BEGIN TASK INPUTS

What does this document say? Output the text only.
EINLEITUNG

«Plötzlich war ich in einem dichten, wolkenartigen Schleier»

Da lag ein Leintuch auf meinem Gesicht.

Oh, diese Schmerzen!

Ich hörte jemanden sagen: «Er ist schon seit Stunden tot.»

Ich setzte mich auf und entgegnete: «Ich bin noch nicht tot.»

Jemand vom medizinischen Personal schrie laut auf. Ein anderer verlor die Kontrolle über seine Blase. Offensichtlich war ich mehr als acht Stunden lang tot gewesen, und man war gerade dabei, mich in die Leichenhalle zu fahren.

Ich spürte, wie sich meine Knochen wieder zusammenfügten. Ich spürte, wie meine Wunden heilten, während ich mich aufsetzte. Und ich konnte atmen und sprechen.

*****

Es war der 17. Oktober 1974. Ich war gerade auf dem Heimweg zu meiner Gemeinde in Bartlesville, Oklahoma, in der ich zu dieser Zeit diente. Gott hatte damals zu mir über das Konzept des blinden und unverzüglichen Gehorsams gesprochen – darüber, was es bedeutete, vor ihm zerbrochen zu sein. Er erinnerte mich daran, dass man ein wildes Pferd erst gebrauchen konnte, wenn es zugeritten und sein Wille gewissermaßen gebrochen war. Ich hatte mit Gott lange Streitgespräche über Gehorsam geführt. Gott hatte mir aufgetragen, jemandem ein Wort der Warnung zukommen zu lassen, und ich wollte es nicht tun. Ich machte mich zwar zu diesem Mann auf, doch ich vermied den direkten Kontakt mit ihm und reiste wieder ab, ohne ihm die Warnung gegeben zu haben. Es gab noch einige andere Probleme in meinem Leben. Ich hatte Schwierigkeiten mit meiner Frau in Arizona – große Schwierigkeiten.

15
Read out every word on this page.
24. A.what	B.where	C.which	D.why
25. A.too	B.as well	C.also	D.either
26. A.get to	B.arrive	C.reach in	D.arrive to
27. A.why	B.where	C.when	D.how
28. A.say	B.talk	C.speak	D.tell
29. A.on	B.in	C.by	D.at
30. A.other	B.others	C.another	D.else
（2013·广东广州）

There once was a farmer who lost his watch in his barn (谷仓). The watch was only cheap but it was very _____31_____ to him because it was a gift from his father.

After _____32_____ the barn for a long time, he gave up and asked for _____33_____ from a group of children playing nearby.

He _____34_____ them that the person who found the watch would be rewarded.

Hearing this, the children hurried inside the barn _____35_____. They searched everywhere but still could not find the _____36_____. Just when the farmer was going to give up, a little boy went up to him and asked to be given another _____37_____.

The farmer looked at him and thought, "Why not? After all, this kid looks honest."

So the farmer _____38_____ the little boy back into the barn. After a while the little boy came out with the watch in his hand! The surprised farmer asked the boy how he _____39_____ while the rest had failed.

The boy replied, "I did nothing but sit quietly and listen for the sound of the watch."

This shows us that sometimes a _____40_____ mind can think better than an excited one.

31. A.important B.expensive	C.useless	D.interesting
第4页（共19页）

END TASK INPUTS
BEGIN TASK INPUTS

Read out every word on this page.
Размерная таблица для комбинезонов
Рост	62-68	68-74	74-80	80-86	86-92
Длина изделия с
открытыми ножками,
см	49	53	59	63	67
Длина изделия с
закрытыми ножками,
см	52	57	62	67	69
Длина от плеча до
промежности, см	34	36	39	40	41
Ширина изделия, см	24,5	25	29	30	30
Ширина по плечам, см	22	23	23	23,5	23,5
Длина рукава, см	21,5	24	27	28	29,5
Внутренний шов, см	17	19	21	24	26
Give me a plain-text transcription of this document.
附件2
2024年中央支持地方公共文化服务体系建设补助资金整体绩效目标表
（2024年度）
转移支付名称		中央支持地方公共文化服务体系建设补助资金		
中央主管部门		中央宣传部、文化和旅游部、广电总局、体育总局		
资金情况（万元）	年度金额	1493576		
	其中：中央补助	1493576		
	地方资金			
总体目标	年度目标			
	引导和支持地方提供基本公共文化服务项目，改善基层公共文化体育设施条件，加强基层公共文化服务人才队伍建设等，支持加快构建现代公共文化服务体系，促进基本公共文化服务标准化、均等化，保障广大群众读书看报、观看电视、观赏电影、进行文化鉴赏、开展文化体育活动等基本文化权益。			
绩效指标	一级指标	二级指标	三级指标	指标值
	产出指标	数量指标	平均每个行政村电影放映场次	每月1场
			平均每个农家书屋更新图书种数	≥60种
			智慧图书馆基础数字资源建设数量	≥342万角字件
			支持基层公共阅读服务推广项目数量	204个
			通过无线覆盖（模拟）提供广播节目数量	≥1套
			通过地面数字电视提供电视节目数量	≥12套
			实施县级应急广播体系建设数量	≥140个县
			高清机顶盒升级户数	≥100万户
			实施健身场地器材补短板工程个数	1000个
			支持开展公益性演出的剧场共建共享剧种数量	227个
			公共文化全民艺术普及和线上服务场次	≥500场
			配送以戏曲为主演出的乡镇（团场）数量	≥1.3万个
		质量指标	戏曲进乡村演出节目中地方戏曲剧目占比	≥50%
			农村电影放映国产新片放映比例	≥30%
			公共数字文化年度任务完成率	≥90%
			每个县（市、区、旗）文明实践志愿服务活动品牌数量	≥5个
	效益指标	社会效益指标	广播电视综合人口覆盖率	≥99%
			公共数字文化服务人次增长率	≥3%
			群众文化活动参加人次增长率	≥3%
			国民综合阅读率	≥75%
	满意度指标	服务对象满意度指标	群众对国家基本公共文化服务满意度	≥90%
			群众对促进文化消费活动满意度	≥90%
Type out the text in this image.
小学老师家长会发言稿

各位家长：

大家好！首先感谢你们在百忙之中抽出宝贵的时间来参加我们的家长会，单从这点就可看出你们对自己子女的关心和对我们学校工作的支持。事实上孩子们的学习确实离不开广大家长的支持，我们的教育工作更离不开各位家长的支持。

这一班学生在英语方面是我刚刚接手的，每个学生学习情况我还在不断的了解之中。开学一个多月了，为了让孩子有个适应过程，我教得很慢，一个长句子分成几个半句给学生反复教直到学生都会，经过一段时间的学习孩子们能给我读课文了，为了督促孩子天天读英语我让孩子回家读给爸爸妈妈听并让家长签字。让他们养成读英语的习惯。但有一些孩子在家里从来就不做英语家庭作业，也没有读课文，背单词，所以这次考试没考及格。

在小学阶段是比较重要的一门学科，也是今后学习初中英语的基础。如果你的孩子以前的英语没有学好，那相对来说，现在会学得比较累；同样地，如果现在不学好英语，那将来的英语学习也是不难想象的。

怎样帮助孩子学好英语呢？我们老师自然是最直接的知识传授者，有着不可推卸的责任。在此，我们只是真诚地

END TASK INPUTS
BEGIN TASK INPUTS

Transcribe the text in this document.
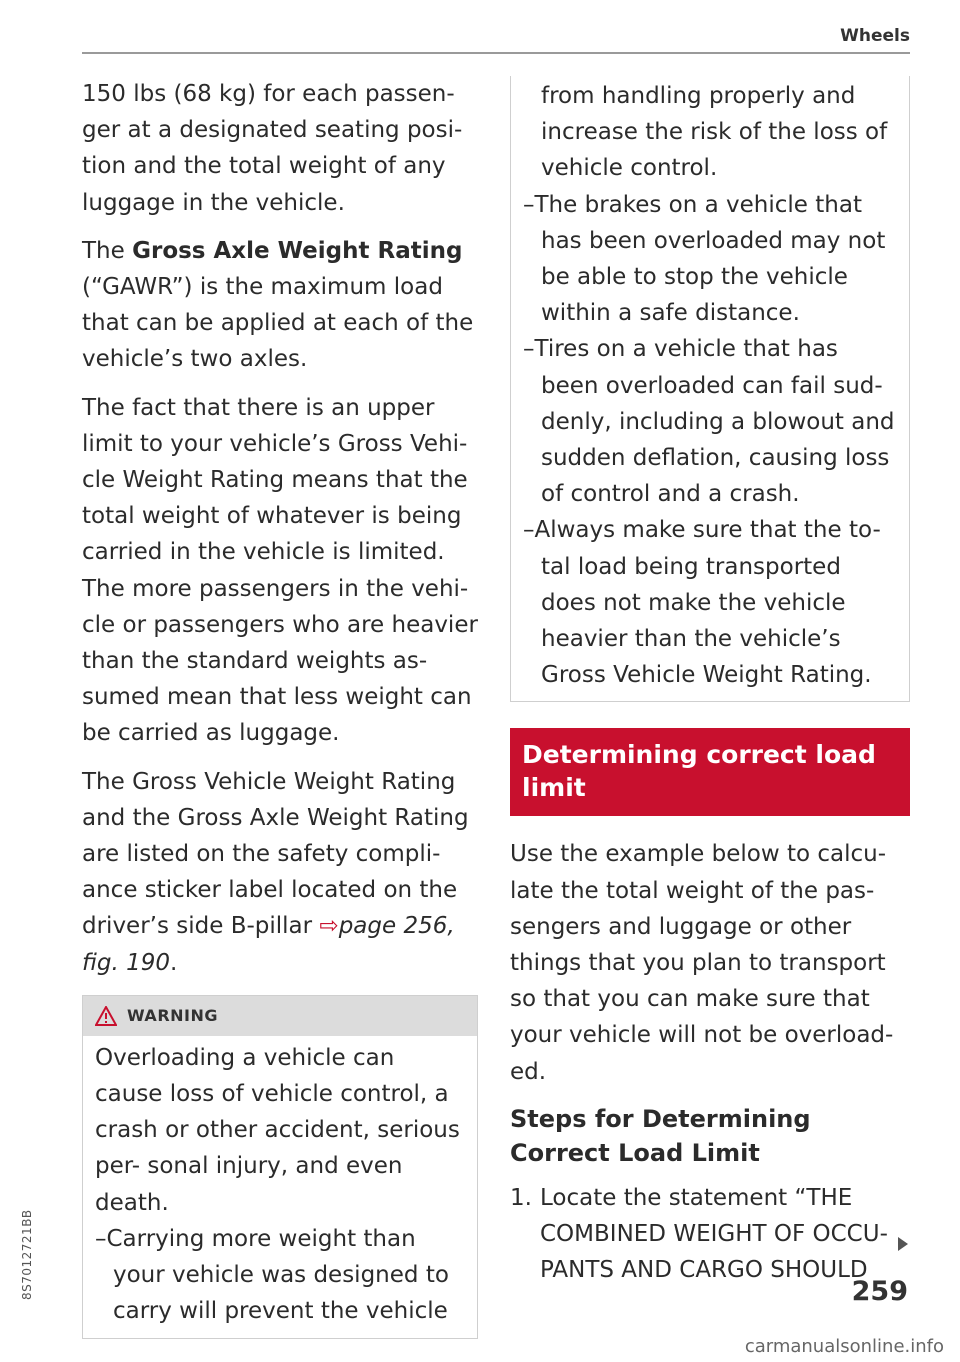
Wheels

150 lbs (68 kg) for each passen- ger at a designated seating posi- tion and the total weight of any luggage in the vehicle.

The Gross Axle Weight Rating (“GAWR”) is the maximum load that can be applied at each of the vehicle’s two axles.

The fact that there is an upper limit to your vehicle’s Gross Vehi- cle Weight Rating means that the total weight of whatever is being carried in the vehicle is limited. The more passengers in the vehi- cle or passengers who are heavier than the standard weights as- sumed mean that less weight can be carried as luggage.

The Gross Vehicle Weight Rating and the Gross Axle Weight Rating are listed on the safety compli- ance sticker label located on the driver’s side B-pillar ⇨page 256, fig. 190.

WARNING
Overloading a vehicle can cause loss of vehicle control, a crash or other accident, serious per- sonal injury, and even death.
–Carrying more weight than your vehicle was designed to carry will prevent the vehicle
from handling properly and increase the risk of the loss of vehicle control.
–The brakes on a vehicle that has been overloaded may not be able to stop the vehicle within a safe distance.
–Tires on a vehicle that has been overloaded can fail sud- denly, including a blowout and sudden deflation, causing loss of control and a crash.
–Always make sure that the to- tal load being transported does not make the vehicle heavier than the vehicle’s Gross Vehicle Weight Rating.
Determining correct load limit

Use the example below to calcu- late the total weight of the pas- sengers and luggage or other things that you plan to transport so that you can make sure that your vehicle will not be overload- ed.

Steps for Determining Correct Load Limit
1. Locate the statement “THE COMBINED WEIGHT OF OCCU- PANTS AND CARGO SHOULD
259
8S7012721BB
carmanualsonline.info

END TASK INPUTS

WRITTEN EXERCISE: Select, from the listing, all lines that include the word "text".

RESPONSE:
What does this document say? Output the text only.
Give me a plain-text transcription of this document.
Type out the text in this image.
Transcribe the text in this document.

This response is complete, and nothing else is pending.